- INSTRUCTIONS FOR THE TASK -
Where a line holds the word "Adresse", copy that line.

- LISTING -
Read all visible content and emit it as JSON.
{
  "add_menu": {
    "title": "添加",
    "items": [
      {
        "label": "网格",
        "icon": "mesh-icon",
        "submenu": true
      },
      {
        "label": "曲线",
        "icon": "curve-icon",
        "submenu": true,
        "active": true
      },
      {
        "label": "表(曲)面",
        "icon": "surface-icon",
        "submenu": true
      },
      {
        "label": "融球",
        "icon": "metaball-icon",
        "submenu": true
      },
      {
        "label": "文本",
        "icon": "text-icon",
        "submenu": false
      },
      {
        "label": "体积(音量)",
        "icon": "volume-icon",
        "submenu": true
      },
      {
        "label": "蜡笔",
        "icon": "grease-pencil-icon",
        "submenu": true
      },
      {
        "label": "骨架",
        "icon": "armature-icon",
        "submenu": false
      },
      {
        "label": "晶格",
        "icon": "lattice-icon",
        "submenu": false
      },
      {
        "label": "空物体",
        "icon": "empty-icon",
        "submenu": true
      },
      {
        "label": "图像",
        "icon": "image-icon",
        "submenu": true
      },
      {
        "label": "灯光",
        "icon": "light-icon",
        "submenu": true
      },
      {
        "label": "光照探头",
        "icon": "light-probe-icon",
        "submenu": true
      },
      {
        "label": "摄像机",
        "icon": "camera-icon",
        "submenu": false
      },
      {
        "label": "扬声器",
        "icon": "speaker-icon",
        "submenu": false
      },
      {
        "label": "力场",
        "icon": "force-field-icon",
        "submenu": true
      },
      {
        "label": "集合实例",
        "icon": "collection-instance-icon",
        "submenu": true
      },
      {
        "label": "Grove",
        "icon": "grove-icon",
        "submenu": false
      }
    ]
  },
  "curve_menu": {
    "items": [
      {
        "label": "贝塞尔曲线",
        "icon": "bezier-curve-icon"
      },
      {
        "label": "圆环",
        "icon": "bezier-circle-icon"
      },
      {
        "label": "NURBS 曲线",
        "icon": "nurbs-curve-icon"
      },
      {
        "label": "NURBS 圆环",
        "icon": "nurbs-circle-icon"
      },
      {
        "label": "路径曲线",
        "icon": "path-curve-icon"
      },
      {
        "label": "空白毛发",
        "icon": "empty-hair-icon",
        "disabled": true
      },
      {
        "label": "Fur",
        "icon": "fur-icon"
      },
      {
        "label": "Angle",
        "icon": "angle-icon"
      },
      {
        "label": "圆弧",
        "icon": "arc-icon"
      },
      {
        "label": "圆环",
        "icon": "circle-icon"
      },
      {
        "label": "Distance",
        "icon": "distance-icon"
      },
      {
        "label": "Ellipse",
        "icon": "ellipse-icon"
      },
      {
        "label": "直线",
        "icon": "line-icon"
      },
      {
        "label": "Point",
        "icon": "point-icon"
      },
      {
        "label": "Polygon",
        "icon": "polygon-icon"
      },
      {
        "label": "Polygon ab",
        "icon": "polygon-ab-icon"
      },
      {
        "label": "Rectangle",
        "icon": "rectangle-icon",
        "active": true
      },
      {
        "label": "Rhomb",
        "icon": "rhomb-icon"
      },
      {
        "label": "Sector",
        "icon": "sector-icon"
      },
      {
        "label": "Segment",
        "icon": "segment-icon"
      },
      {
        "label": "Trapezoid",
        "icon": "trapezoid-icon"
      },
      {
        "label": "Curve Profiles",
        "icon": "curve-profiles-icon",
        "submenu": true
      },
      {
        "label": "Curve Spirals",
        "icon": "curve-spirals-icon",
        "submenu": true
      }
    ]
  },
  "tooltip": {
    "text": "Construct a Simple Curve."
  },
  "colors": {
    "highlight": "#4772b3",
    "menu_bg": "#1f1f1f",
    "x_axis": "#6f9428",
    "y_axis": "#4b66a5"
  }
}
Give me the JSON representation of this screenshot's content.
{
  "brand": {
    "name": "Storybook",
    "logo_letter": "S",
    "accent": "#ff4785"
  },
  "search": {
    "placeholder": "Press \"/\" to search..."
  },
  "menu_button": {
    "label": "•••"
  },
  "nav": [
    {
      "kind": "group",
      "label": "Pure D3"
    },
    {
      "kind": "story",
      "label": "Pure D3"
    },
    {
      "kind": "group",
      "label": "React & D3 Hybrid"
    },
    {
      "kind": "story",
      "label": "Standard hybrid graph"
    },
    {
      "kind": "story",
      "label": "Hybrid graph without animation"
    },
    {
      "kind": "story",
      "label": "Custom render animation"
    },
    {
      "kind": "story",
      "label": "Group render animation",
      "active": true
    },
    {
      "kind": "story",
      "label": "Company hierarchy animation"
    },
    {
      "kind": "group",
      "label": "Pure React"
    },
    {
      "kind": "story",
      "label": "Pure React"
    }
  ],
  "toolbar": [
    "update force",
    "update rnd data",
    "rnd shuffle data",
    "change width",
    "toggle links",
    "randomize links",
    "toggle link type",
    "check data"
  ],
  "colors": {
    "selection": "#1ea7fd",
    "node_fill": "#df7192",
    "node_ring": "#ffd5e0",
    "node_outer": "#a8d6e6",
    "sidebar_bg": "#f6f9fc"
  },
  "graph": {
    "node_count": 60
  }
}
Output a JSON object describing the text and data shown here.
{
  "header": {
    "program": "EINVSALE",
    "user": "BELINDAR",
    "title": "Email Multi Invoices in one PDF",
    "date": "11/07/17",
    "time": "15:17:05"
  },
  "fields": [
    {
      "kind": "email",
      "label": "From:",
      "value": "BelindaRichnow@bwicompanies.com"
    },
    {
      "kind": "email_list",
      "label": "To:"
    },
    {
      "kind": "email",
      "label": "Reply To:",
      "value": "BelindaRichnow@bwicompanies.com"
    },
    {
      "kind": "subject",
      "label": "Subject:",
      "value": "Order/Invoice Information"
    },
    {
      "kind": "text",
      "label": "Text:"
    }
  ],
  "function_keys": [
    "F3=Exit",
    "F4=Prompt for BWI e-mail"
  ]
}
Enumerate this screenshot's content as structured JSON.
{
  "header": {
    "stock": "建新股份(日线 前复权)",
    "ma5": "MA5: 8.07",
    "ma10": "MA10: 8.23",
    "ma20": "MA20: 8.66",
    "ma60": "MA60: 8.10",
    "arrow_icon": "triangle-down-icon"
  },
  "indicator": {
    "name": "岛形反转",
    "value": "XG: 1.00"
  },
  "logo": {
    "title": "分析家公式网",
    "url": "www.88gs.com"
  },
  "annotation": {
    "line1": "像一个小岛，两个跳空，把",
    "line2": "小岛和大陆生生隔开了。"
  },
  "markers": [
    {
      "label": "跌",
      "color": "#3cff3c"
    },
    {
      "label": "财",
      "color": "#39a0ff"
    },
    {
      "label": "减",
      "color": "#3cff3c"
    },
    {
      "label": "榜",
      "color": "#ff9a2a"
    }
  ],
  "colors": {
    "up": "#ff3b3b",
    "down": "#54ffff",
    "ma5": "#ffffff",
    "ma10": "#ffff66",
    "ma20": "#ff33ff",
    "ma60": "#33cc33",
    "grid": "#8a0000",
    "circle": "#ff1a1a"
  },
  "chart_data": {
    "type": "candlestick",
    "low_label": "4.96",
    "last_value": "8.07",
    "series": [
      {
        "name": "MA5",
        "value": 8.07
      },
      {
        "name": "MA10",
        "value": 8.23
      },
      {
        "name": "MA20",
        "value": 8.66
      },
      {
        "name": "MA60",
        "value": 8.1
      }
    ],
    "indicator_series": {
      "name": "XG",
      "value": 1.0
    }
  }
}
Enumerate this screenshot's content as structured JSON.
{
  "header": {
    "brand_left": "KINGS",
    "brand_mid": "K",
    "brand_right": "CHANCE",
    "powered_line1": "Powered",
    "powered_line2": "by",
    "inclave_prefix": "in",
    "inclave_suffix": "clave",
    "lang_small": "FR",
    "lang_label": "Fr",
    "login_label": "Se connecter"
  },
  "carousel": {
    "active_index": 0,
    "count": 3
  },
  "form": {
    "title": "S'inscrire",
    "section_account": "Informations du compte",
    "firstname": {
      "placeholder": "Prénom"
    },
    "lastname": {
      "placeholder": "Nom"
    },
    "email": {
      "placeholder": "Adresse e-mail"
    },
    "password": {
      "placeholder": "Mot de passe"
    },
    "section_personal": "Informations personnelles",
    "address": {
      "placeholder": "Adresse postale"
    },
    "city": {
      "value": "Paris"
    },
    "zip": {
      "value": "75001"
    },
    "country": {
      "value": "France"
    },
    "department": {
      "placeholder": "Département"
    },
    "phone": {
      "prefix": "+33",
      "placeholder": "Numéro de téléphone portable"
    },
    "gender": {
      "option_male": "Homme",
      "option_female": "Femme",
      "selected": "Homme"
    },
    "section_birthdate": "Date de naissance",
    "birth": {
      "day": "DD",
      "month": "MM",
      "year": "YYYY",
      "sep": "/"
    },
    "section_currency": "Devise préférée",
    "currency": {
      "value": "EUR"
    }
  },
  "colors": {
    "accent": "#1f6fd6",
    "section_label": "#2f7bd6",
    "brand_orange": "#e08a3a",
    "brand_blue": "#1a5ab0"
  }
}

- SOLUTION TO THIS EXERCISE -
      "placeholder": "Adresse e-mail"
      "placeholder": "Adresse postale"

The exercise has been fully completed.